• _Material for this exercise_:

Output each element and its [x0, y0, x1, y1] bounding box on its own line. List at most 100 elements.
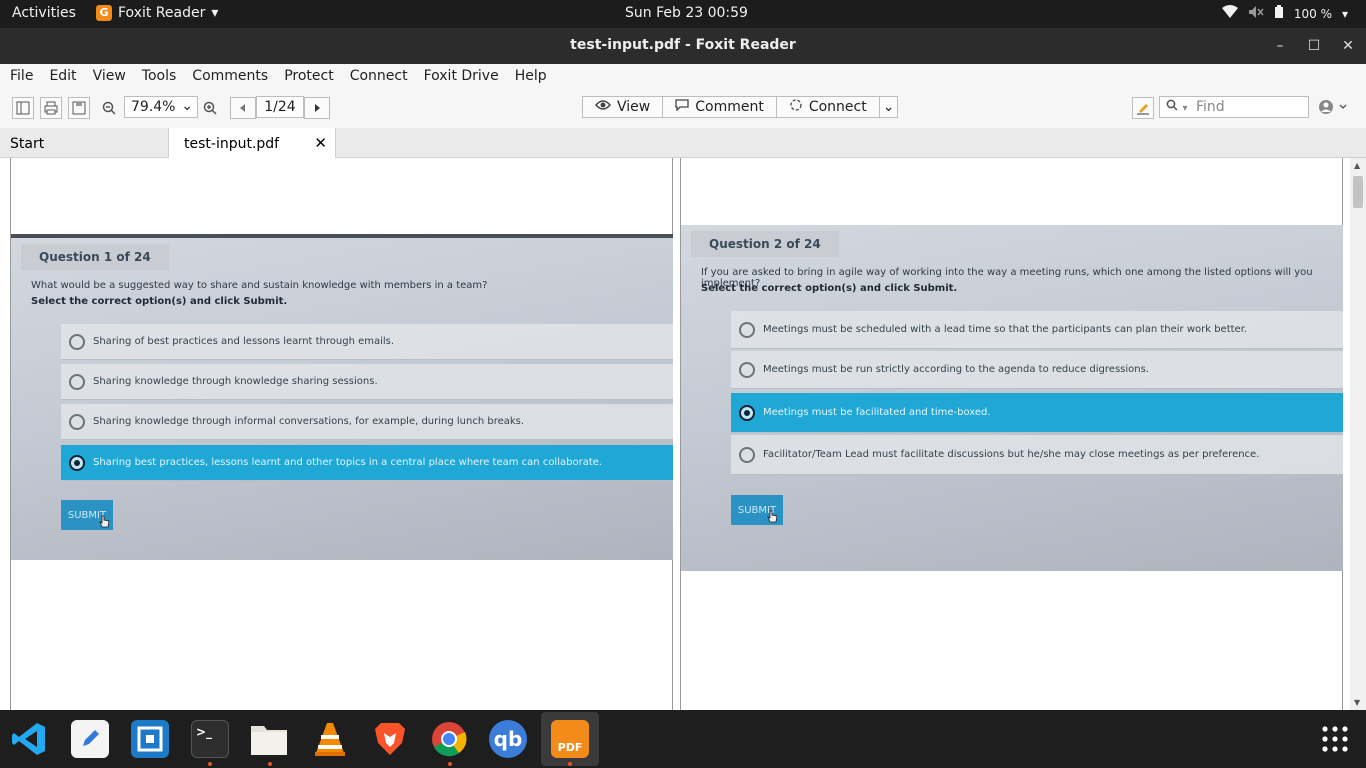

* * *

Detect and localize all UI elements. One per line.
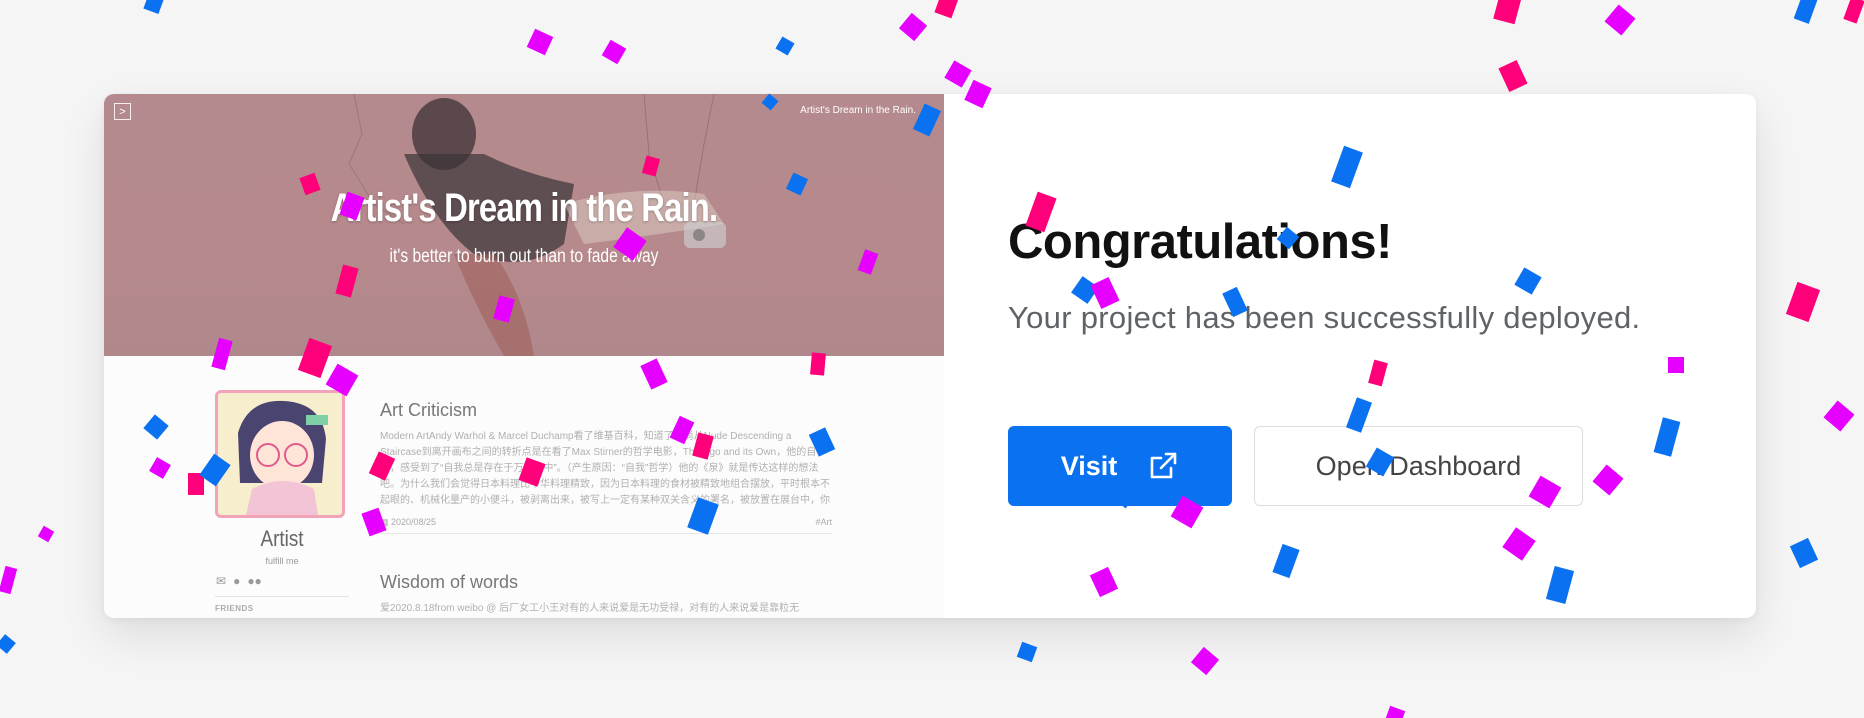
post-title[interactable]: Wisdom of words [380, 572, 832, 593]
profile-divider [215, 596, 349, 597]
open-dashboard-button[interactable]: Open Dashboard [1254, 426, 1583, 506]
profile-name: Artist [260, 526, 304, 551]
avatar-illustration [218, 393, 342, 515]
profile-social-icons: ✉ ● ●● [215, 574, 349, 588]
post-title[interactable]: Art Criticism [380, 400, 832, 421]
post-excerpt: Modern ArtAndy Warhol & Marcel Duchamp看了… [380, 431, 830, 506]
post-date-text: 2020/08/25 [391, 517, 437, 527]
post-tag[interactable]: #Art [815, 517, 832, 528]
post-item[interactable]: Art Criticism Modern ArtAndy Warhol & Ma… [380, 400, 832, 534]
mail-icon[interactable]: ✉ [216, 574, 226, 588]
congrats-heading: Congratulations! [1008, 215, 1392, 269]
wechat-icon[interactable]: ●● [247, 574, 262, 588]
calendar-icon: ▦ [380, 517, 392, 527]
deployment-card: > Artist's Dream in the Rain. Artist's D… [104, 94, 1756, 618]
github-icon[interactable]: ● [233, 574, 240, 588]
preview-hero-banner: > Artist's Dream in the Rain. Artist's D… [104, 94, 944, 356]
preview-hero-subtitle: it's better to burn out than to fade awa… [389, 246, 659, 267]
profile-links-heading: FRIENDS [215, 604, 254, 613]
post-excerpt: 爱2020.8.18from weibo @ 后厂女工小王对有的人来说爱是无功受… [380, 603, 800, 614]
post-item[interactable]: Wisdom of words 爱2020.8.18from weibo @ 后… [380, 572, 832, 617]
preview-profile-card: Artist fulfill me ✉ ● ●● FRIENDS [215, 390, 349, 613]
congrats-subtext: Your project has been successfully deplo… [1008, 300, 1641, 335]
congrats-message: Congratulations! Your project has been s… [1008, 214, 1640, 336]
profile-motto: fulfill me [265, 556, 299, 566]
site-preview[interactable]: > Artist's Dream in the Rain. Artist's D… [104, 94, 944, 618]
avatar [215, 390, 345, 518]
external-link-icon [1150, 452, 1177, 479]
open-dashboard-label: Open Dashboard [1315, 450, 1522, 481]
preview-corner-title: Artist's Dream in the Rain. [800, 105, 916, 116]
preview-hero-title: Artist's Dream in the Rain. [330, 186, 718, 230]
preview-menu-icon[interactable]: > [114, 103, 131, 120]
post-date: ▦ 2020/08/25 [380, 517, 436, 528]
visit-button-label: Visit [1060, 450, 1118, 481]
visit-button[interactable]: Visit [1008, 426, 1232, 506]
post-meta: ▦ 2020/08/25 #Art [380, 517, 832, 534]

• _Task statement_:
Please return, word for word, the lines of the listing starting with the line containing "Detect and localize" and going on through the line containing "github-icon[interactable]: ● [233, 574, 240, 588]". Leave the pictures out.

• _Solution below_:
Detect and localize all UI elements. One per line.
post-title[interactable]: Wisdom of words [380, 572, 832, 593]
profile-divider [215, 596, 349, 597]
open-dashboard-button[interactable]: Open Dashboard [1254, 426, 1583, 506]
profile-name: Artist [260, 526, 304, 551]
avatar-illustration [218, 393, 342, 515]
profile-social-icons: ✉ ● ●● [215, 574, 349, 588]
post-title[interactable]: Art Criticism [380, 400, 832, 421]
post-excerpt: Modern ArtAndy Warhol & Marcel Duchamp看了… [380, 431, 830, 506]
post-date-text: 2020/08/25 [391, 517, 437, 527]
post-tag[interactable]: #Art [815, 517, 832, 528]
post-item[interactable]: Art Criticism Modern ArtAndy Warhol & Ma… [380, 400, 832, 534]
mail-icon[interactable]: ✉ [216, 574, 226, 588]
congrats-heading: Congratulations! [1008, 215, 1392, 269]
wechat-icon[interactable]: ●● [247, 574, 262, 588]
calendar-icon: ▦ [380, 517, 392, 527]
deployment-card: > Artist's Dream in the Rain. Artist's D… [104, 94, 1756, 618]
github-icon[interactable]: ● [233, 574, 240, 588]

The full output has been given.